# Entries
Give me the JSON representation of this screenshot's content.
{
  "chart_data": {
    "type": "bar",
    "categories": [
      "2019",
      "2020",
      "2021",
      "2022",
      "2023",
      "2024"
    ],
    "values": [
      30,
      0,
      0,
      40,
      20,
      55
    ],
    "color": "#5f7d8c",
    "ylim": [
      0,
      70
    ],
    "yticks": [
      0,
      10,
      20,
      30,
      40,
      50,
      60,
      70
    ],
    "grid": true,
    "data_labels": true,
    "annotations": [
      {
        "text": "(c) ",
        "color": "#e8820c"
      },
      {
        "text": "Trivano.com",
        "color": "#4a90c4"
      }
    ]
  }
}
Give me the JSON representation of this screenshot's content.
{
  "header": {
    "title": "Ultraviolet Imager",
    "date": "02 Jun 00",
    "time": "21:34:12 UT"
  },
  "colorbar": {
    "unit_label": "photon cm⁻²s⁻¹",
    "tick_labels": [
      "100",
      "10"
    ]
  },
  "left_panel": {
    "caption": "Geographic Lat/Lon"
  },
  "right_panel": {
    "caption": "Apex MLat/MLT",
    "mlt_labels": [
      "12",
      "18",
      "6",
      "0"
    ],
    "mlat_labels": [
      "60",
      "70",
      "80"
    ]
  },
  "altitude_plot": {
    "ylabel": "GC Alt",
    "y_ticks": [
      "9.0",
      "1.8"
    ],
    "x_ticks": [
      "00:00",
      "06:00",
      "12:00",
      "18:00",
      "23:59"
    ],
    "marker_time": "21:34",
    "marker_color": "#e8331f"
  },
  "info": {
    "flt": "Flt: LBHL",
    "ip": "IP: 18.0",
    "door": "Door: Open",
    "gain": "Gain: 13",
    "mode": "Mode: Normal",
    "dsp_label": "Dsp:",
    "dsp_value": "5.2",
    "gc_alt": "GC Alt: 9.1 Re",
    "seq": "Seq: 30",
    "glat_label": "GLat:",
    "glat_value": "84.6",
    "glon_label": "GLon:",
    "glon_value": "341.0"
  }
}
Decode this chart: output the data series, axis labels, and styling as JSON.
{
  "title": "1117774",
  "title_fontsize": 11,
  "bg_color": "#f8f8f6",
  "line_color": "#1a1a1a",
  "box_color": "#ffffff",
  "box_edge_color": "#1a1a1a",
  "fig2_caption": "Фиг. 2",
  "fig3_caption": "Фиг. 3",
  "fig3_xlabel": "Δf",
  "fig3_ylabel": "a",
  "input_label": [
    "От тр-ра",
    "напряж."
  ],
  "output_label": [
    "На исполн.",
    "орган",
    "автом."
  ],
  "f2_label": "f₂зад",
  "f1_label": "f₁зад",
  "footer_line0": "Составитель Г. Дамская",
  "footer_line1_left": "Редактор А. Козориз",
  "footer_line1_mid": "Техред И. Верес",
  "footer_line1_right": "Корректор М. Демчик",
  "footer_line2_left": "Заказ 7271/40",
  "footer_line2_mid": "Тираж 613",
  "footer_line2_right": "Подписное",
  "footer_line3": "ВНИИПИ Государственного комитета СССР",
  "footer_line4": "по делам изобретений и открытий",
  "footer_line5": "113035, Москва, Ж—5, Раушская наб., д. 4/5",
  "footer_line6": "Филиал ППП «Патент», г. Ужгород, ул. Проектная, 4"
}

# The task
Using the data above, return each line exactly as written.

# Answer to this task
Give me the JSON representation of this screenshot's content.
{
  "chart_data": {
    "type": "bar",
    "categories": [
      "2019",
      "2020",
      "2021",
      "2022",
      "2023",
      "2024"
    ],
    "values": [
      30,
      0,
      0,
      40,
      20,
      55
    ],
    "color": "#5f7d8c",
    "ylim": [
      0,
      70
    ],
    "yticks": [
      0,
      10,
      20,
      30,
      40,
      50,
      60,
      70
    ],
    "grid": true,
    "data_labels": true,
    "annotations": [
      {
        "text": "(c) ",
        "color": "#e8820c"
      },
      {
        "text": "Trivano.com",
        "color": "#4a90c4"
      }
    ]
  }
}
Give me the JSON representation of this screenshot's content.
{
  "header": {
    "title": "Ultraviolet Imager",
    "date": "02 Jun 00",
    "time": "21:34:12 UT"
  },
  "colorbar": {
    "unit_label": "photon cm⁻²s⁻¹",
    "tick_labels": [
      "100",
      "10"
    ]
  },
  "left_panel": {
    "caption": "Geographic Lat/Lon"
  },
  "right_panel": {
    "caption": "Apex MLat/MLT",
    "mlt_labels": [
      "12",
      "18",
      "6",
      "0"
    ],
    "mlat_labels": [
      "60",
      "70",
      "80"
    ]
  },
  "altitude_plot": {
    "ylabel": "GC Alt",
    "y_ticks": [
      "9.0",
      "1.8"
    ],
    "x_ticks": [
      "00:00",
      "06:00",
      "12:00",
      "18:00",
      "23:59"
    ],
    "marker_time": "21:34",
    "marker_color": "#e8331f"
  },
  "info": {
    "flt": "Flt: LBHL",
    "ip": "IP: 18.0",
    "door": "Door: Open",
    "gain": "Gain: 13",
    "mode": "Mode: Normal",
    "dsp_label": "Dsp:",
    "dsp_value": "5.2",
    "gc_alt": "GC Alt: 9.1 Re",
    "seq": "Seq: 30",
    "glat_label": "GLat:",
    "glat_value": "84.6",
    "glon_label": "GLon:",
    "glon_value": "341.0"
  }
}
Decode this chart: output the data series, axis labels, and styling as JSON.
{
  "title": "1117774",
  "title_fontsize": 11,
  "bg_color": "#f8f8f6",
  "line_color": "#1a1a1a",
  "box_color": "#ffffff",
  "box_edge_color": "#1a1a1a",
  "fig2_caption": "Фиг. 2",
  "fig3_caption": "Фиг. 3",
  "fig3_xlabel": "Δf",
  "fig3_ylabel": "a",
  "input_label": [
    "От тр-ра",
    "напряж."
  ],
  "output_label": [
    "На исполн.",
    "орган",
    "автом."
  ],
  "f2_label": "f₂зад",
  "f1_label": "f₁зад",
  "footer_line0": "Составитель Г. Дамская",
  "footer_line1_left": "Редактор А. Козориз",
  "footer_line1_mid": "Техред И. Верес",
  "footer_line1_right": "Корректор М. Демчик",
  "footer_line2_left": "Заказ 7271/40",
  "footer_line2_mid": "Тираж 613",
  "footer_line2_right": "Подписное",
  "footer_line3": "ВНИИПИ Государственного комитета СССР",
  "footer_line4": "по делам изобретений и открытий",
  "footer_line5": "113035, Москва, Ж—5, Раушская наб., д. 4/5",
  "footer_line6": "Филиал ППП «Патент», г. Ужгород, ул. Проектная, 4"
}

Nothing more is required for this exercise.